- **Task goal**:
Find each line holding the word "Дата" and give the number of such lines, nothing else.

◆ ◆ ◆ ◆ ◆

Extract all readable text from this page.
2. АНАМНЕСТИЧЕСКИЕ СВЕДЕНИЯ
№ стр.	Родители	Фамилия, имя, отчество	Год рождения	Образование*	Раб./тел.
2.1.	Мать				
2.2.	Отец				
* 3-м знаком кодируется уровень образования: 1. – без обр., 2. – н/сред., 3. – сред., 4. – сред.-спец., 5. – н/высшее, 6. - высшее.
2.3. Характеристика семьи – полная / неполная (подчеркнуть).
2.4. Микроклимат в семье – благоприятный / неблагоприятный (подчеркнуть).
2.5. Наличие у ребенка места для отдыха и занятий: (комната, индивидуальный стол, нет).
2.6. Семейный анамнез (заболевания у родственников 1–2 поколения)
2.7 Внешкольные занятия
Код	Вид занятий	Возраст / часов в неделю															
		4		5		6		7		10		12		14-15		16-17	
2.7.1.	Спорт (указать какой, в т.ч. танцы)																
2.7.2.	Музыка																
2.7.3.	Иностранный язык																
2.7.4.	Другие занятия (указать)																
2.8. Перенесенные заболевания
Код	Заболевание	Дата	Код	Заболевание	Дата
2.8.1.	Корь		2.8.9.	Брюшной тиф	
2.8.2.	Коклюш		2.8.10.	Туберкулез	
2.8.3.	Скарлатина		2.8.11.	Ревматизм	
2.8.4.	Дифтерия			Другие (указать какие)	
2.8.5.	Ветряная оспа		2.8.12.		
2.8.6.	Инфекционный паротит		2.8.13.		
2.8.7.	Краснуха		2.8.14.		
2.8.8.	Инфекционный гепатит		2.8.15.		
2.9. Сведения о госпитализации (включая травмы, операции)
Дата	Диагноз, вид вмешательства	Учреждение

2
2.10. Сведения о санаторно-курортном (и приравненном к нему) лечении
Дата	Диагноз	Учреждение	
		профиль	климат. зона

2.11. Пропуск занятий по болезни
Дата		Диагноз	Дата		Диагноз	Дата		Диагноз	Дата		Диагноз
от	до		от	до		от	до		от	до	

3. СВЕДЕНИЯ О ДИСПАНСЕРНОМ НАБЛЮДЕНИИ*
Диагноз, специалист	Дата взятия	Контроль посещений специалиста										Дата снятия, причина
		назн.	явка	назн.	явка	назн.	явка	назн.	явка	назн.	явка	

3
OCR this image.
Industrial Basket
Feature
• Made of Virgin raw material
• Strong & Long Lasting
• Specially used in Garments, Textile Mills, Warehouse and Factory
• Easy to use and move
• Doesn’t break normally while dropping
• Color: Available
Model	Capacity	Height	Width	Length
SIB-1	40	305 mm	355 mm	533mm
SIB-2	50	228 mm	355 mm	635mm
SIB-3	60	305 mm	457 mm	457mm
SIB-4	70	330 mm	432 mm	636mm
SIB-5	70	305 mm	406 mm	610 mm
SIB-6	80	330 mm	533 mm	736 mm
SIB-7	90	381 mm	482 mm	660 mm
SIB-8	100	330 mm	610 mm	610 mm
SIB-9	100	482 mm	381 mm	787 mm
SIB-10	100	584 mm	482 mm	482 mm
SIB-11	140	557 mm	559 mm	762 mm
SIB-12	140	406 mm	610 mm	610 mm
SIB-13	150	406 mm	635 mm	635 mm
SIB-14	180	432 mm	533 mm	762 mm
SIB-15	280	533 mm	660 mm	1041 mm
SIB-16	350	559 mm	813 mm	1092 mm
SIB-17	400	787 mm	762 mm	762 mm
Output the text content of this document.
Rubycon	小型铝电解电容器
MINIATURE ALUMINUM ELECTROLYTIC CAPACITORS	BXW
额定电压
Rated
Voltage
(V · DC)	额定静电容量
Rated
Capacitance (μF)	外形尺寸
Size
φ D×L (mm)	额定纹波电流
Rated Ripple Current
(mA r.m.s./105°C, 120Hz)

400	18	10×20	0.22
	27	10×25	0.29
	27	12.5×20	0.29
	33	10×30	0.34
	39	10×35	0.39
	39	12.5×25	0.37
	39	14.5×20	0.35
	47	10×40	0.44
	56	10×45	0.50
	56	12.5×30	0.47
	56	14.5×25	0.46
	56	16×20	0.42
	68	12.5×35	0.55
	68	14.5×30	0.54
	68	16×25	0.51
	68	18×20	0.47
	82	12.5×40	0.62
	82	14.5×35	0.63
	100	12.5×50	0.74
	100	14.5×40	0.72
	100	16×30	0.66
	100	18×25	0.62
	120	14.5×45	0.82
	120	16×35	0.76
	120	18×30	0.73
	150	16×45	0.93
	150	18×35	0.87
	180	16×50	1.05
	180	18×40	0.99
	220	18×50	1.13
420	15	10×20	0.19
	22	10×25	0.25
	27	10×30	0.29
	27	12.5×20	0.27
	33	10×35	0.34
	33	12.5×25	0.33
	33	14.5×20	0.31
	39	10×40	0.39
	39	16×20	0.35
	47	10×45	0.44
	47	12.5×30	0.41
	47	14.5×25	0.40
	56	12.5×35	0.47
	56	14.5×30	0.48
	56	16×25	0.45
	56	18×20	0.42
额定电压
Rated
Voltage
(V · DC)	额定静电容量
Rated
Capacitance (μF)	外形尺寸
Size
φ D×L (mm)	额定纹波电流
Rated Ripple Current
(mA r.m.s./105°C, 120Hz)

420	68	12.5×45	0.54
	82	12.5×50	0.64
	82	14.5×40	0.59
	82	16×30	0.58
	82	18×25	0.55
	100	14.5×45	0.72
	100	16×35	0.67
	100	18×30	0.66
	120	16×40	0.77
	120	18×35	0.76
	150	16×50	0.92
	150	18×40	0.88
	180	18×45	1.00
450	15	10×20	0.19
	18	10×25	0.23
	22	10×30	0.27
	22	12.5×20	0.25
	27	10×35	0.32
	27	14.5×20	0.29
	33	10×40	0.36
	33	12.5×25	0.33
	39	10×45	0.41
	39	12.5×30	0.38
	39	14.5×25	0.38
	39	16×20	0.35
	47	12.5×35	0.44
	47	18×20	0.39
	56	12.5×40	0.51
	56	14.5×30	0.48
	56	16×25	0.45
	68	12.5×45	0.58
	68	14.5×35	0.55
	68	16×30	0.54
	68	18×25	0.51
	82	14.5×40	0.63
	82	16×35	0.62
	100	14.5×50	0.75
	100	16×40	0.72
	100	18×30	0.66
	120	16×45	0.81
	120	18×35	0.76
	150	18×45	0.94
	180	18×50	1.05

◆ ◆ ◆ ◆ ◆

- **Written answer**:
5